▶ **WORK INSTRUCTIONS**:
Retype the material in full, keeping every word the same.

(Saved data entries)
↓

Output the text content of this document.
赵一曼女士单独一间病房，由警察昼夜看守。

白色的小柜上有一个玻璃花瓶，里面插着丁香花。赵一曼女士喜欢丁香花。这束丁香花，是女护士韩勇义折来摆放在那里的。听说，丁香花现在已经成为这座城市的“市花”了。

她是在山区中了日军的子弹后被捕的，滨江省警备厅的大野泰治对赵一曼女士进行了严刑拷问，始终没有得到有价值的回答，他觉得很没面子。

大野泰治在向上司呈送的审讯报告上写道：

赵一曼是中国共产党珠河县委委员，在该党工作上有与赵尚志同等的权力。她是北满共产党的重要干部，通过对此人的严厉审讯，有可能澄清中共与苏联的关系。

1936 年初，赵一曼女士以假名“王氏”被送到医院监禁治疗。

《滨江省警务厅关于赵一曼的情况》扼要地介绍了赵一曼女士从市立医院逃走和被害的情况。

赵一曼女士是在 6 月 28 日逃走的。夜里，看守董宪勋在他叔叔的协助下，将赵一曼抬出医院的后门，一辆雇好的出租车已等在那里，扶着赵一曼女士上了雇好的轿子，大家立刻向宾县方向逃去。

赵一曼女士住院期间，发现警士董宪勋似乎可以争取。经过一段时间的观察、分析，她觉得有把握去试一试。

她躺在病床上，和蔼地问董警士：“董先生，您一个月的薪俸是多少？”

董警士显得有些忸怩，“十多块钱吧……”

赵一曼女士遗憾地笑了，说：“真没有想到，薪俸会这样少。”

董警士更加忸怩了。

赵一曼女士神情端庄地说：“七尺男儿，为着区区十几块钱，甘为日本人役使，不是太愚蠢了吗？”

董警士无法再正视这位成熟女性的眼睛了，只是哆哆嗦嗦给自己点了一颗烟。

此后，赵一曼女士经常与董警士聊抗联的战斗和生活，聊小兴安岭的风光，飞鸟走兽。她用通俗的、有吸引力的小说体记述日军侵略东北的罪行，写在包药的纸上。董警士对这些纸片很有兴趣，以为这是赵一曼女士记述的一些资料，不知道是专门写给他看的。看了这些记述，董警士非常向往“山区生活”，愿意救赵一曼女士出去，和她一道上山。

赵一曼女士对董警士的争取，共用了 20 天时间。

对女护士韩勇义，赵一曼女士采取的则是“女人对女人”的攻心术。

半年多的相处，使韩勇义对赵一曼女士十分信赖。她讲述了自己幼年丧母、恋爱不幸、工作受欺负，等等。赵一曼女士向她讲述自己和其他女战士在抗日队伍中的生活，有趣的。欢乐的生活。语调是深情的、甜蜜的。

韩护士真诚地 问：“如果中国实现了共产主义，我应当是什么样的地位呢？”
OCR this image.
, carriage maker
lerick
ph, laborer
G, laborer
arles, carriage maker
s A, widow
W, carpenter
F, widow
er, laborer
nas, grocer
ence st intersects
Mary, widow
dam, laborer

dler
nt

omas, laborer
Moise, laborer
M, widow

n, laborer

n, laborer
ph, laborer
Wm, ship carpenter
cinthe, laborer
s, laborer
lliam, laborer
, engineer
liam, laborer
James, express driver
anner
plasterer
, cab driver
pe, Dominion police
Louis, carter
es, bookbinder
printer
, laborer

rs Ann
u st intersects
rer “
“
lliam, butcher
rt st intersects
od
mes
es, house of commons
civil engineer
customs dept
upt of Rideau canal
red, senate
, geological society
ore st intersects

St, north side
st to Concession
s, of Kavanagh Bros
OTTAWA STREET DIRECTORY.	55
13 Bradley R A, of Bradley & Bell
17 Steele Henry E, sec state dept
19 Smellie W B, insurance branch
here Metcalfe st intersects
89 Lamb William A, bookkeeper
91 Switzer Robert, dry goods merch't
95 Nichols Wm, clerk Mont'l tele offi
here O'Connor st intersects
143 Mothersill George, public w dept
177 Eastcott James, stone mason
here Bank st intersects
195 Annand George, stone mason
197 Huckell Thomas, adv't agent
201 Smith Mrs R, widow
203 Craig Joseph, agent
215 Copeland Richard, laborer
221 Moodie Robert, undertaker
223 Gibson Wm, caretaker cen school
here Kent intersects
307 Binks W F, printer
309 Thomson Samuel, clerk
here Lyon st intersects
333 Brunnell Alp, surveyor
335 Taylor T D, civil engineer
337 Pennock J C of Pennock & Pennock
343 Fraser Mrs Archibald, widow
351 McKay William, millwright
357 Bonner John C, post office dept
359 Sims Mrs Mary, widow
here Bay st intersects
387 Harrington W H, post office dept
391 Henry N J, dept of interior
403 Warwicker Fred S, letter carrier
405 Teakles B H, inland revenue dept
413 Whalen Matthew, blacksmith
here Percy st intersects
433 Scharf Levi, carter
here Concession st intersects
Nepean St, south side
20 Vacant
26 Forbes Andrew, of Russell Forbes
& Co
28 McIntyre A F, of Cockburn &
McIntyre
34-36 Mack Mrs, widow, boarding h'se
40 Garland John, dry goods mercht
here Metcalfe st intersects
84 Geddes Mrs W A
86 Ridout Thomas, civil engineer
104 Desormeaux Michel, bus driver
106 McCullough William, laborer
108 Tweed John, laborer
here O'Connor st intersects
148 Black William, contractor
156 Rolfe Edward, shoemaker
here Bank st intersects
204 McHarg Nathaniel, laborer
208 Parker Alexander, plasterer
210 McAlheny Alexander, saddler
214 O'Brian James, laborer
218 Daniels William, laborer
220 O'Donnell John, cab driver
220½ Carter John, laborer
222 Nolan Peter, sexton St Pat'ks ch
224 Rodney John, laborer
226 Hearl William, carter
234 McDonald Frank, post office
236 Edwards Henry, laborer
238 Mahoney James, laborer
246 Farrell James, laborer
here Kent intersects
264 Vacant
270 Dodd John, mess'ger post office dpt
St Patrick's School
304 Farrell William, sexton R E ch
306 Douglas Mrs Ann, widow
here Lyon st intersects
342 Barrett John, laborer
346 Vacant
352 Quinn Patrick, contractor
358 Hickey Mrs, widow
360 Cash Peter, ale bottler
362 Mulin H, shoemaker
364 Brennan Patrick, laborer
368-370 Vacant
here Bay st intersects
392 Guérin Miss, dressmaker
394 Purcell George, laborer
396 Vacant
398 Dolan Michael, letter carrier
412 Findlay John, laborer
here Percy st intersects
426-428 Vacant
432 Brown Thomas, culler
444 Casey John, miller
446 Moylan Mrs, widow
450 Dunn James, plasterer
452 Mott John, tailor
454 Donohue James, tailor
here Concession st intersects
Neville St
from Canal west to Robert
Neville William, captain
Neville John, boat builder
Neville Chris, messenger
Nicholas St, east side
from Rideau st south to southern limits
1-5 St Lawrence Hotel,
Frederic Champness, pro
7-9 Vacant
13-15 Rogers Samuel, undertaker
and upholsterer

↑

▶ **FINISHED ANSWER**:
Output the text content of this document.
赵一曼女士单独一间病房，由警察昼夜看守。

白色的小柜上有一个玻璃花瓶，里面插着丁香花。赵一曼女士喜欢丁香花。这束丁香花，是女护士韩勇义折来摆放在那里的。听说，丁香花现在已经成为这座城市的“市花”了。

她是在山区中了日军的子弹后被捕的，滨江省警备厅的大野泰治对赵一曼女士进行了严刑拷问，始终没有得到有价值的回答，他觉得很没面子。

大野泰治在向上司呈送的审讯报告上写道：

赵一曼是中国共产党珠河县委委员，在该党工作上有与赵尚志同等的权力。她是北满共产党的重要干部，通过对此人的严厉审讯，有可能澄清中共与苏联的关系。

1936 年初，赵一曼女士以假名“王氏”被送到医院监禁治疗。

《滨江省警务厅关于赵一曼的情况》扼要地介绍了赵一曼女士从市立医院逃走和被害的情况。

赵一曼女士是在 6 月 28 日逃走的。夜里，看守董宪勋在他叔叔的协助下，将赵一曼抬出医院的后门，一辆雇好的出租车已等在那里，扶着赵一曼女士上了雇好的轿子，大家立刻向宾县方向逃去。

赵一曼女士住院期间，发现警士董宪勋似乎可以争取。经过一段时间的观察、分析，她觉得有把握去试一试。

她躺在病床上，和蔼地问董警士：“董先生，您一个月的薪俸是多少？”

董警士显得有些忸怩，“十多块钱吧……”

赵一曼女士遗憾地笑了，说：“真没有想到，薪俸会这样少。”

董警士更加忸怩了。

赵一曼女士神情端庄地说：“七尺男儿，为着区区十几块钱，甘为日本人役使，不是太愚蠢了吗？”

董警士无法再正视这位成熟女性的眼睛了，只是哆哆嗦嗦给自己点了一颗烟。

此后，赵一曼女士经常与董警士聊抗联的战斗和生活，聊小兴安岭的风光，飞鸟走兽。她用通俗的、有吸引力的小说体记述日军侵略东北的罪行，写在包药的纸上。董警士对这些纸片很有兴趣，以为这是赵一曼女士记述的一些资料，不知道是专门写给他看的。看了这些记述，董警士非常向往“山区生活”，愿意救赵一曼女士出去，和她一道上山。

赵一曼女士对董警士的争取，共用了 20 天时间。

对女护士韩勇义，赵一曼女士采取的则是“女人对女人”的攻心术。

半年多的相处，使韩勇义对赵一曼女士十分信赖。她讲述了自己幼年丧母、恋爱不幸、工作受欺负，等等。赵一曼女士向她讲述自己和其他女战士在抗日队伍中的生活，有趣的。欢乐的生活。语调是深情的、甜蜜的。

韩护士真诚地 问：“如果中国实现了共产主义，我应当是什么样的地位呢？”
OCR this image.
, carriage maker
lerick
ph, laborer
G, laborer
arles, carriage maker
s A, widow
W, carpenter
F, widow
er, laborer
nas, grocer
ence st intersects
Mary, widow
dam, laborer

dler
nt

omas, laborer
Moise, laborer
M, widow

n, laborer

n, laborer
ph, laborer
Wm, ship carpenter
cinthe, laborer
s, laborer
lliam, laborer
, engineer
liam, laborer
James, express driver
anner
plasterer
, cab driver
pe, Dominion police
Louis, carter
es, bookbinder
printer
, laborer

rs Ann
u st intersects
rer “
“
lliam, butcher
rt st intersects
od
mes
es, house of commons
civil engineer
customs dept
upt of Rideau canal
red, senate
, geological society
ore st intersects

St, north side
st to Concession
s, of Kavanagh Bros
OTTAWA STREET DIRECTORY.	55
13 Bradley R A, of Bradley & Bell
17 Steele Henry E, sec state dept
19 Smellie W B, insurance branch
here Metcalfe st intersects
89 Lamb William A, bookkeeper
91 Switzer Robert, dry goods merch't
95 Nichols Wm, clerk Mont'l tele offi
here O'Connor st intersects
143 Mothersill George, public w dept
177 Eastcott James, stone mason
here Bank st intersects
195 Annand George, stone mason
197 Huckell Thomas, adv't agent
201 Smith Mrs R, widow
203 Craig Joseph, agent
215 Copeland Richard, laborer
221 Moodie Robert, undertaker
223 Gibson Wm, caretaker cen school
here Kent intersects
307 Binks W F, printer
309 Thomson Samuel, clerk
here Lyon st intersects
333 Brunnell Alp, surveyor
335 Taylor T D, civil engineer
337 Pennock J C of Pennock & Pennock
343 Fraser Mrs Archibald, widow
351 McKay William, millwright
357 Bonner John C, post office dept
359 Sims Mrs Mary, widow
here Bay st intersects
387 Harrington W H, post office dept
391 Henry N J, dept of interior
403 Warwicker Fred S, letter carrier
405 Teakles B H, inland revenue dept
413 Whalen Matthew, blacksmith
here Percy st intersects
433 Scharf Levi, carter
here Concession st intersects
Nepean St, south side
20 Vacant
26 Forbes Andrew, of Russell Forbes
& Co
28 McIntyre A F, of Cockburn &
McIntyre
34-36 Mack Mrs, widow, boarding h'se
40 Garland John, dry goods mercht
here Metcalfe st intersects
84 Geddes Mrs W A
86 Ridout Thomas, civil engineer
104 Desormeaux Michel, bus driver
106 McCullough William, laborer
108 Tweed John, laborer
here O'Connor st intersects
148 Black William, contractor
156 Rolfe Edward, shoemaker
here Bank st intersects
204 McHarg Nathaniel, laborer
208 Parker Alexander, plasterer
210 McAlheny Alexander, saddler
214 O'Brian James, laborer
218 Daniels William, laborer
220 O'Donnell John, cab driver
220½ Carter John, laborer
222 Nolan Peter, sexton St Pat'ks ch
224 Rodney John, laborer
226 Hearl William, carter
234 McDonald Frank, post office
236 Edwards Henry, laborer
238 Mahoney James, laborer
246 Farrell James, laborer
here Kent intersects
264 Vacant
270 Dodd John, mess'ger post office dpt
St Patrick's School
304 Farrell William, sexton R E ch
306 Douglas Mrs Ann, widow
here Lyon st intersects
342 Barrett John, laborer
346 Vacant
352 Quinn Patrick, contractor
358 Hickey Mrs, widow
360 Cash Peter, ale bottler
362 Mulin H, shoemaker
364 Brennan Patrick, laborer
368-370 Vacant
here Bay st intersects
392 Guérin Miss, dressmaker
394 Purcell George, laborer
396 Vacant
398 Dolan Michael, letter carrier
412 Findlay John, laborer
here Percy st intersects
426-428 Vacant
432 Brown Thomas, culler
444 Casey John, miller
446 Moylan Mrs, widow
450 Dunn James, plasterer
452 Mott John, tailor
454 Donohue James, tailor
here Concession st intersects
Neville St
from Canal west to Robert
Neville William, captain
Neville John, boat builder
Neville Chris, messenger
Nicholas St, east side
from Rideau st south to southern limits
1-5 St Lawrence Hotel,
Frederic Champness, pro
7-9 Vacant
13-15 Rogers Samuel, undertaker
and upholsterer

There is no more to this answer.